>> start DATA
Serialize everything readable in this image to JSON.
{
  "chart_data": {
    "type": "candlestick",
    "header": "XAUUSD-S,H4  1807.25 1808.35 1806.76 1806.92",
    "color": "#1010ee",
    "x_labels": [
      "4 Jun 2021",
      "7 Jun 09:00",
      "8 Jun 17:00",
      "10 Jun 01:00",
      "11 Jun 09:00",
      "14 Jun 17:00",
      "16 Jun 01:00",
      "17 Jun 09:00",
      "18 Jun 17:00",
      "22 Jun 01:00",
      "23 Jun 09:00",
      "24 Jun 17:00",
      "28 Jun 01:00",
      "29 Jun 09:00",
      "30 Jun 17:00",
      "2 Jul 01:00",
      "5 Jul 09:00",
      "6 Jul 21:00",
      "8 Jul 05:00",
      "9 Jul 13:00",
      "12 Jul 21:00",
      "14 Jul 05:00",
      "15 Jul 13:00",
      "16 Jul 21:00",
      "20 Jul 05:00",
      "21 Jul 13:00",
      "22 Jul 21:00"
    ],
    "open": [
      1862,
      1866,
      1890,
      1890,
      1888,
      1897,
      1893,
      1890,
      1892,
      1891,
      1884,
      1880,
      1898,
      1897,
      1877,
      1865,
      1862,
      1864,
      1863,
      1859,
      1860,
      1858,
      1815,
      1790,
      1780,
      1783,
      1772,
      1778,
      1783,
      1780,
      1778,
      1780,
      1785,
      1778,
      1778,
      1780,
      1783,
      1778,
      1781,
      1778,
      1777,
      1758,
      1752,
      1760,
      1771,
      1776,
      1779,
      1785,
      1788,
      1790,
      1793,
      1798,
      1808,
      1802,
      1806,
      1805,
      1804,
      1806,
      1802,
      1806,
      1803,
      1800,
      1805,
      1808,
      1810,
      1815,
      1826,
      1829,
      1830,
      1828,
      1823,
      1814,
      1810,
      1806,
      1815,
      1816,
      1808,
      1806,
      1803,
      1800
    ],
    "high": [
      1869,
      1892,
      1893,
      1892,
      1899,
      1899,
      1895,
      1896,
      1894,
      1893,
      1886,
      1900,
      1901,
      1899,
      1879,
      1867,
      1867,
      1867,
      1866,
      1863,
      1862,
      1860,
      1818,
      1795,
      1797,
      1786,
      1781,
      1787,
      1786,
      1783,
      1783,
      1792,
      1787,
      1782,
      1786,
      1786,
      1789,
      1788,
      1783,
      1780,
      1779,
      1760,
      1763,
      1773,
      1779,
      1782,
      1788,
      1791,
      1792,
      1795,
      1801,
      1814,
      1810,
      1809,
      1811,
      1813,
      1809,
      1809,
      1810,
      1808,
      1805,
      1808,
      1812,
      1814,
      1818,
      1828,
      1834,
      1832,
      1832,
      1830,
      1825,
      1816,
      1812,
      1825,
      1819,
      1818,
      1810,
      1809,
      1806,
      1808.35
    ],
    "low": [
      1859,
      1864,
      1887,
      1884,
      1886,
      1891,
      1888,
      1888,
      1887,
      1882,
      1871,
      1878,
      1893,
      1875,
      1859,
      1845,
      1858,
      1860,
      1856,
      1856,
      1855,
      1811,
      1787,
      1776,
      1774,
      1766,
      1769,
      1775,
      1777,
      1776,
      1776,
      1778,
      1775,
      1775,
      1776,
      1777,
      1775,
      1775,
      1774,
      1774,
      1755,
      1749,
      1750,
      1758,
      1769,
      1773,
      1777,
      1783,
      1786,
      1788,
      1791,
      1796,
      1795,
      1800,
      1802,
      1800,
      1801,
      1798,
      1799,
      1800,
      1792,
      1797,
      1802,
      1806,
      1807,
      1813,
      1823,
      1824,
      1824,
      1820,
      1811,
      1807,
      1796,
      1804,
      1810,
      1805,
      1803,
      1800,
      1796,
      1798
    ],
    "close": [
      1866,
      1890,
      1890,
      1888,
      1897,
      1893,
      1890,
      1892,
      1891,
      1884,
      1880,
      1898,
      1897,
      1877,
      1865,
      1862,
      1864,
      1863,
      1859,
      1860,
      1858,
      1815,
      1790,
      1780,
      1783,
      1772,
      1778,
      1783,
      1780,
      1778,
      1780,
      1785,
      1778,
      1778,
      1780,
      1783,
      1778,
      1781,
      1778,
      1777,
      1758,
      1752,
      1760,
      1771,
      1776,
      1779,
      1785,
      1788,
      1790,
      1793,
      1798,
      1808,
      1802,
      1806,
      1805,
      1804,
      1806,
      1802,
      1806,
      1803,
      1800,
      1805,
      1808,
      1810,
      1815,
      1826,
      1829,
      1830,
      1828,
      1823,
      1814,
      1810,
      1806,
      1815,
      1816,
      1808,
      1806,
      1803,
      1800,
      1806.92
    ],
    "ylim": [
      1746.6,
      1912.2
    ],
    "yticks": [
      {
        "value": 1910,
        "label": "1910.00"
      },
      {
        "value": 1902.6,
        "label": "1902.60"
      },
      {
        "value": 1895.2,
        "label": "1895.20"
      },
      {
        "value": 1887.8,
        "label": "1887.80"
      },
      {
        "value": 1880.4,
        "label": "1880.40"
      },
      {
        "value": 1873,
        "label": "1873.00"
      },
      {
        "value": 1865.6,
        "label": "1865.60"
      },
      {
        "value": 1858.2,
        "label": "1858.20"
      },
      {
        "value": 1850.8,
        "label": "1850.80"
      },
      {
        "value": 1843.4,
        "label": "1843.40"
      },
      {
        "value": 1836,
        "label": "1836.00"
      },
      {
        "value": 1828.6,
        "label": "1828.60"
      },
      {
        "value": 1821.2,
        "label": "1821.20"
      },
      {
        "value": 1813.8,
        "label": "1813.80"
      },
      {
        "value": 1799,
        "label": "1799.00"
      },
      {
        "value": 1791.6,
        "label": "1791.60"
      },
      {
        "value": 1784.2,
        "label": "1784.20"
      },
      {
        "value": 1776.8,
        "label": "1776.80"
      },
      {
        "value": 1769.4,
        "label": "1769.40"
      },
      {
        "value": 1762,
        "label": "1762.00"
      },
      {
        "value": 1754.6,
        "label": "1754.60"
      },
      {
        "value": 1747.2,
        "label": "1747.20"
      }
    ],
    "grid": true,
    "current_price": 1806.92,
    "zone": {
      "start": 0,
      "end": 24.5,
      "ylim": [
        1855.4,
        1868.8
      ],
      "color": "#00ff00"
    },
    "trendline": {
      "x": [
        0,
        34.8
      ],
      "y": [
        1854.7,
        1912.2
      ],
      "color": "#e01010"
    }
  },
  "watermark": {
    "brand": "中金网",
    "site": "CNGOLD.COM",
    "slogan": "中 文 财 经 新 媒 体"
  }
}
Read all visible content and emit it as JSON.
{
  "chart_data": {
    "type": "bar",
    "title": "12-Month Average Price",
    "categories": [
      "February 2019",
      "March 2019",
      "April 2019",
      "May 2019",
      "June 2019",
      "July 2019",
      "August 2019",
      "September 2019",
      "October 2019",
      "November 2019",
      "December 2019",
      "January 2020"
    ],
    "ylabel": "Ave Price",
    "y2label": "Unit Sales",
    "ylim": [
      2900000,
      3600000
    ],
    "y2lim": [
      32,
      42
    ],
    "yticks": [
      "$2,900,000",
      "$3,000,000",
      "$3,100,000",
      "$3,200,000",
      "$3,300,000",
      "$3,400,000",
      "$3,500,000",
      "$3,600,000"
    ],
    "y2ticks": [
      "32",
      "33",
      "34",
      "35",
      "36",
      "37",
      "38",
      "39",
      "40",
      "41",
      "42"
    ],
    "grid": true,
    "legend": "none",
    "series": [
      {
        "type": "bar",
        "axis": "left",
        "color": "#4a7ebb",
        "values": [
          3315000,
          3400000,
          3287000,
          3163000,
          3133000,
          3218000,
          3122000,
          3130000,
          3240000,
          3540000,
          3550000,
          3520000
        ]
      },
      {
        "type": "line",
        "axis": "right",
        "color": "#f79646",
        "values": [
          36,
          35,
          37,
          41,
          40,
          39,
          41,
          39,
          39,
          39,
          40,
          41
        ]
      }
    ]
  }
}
>> end DATA
WRITTEN PROBLEM: Set down, unchanged, the line that contains "Read all visible content and emit it as JSON." together with every later line in the records, through the last one.

FULL RESPONSE:
Read all visible content and emit it as JSON.
{
  "chart_data": {
    "type": "bar",
    "title": "12-Month Average Price",
    "categories": [
      "February 2019",
      "March 2019",
      "April 2019",
      "May 2019",
      "June 2019",
      "July 2019",
      "August 2019",
      "September 2019",
      "October 2019",
      "November 2019",
      "December 2019",
      "January 2020"
    ],
    "ylabel": "Ave Price",
    "y2label": "Unit Sales",
    "ylim": [
      2900000,
      3600000
    ],
    "y2lim": [
      32,
      42
    ],
    "yticks": [
      "$2,900,000",
      "$3,000,000",
      "$3,100,000",
      "$3,200,000",
      "$3,300,000",
      "$3,400,000",
      "$3,500,000",
      "$3,600,000"
    ],
    "y2ticks": [
      "32",
      "33",
      "34",
      "35",
      "36",
      "37",
      "38",
      "39",
      "40",
      "41",
      "42"
    ],
    "grid": true,
    "legend": "none",
    "series": [
      {
        "type": "bar",
        "axis": "left",
        "color": "#4a7ebb",
        "values": [
          3315000,
          3400000,
          3287000,
          3163000,
          3133000,
          3218000,
          3122000,
          3130000,
          3240000,
          3540000,
          3550000,
          3520000
        ]
      },
      {
        "type": "line",
        "axis": "right",
        "color": "#f79646",
        "values": [
          36,
          35,
          37,
          41,
          40,
          39,
          41,
          39,
          39,
          39,
          40,
          41
        ]
      }
    ]
  }
}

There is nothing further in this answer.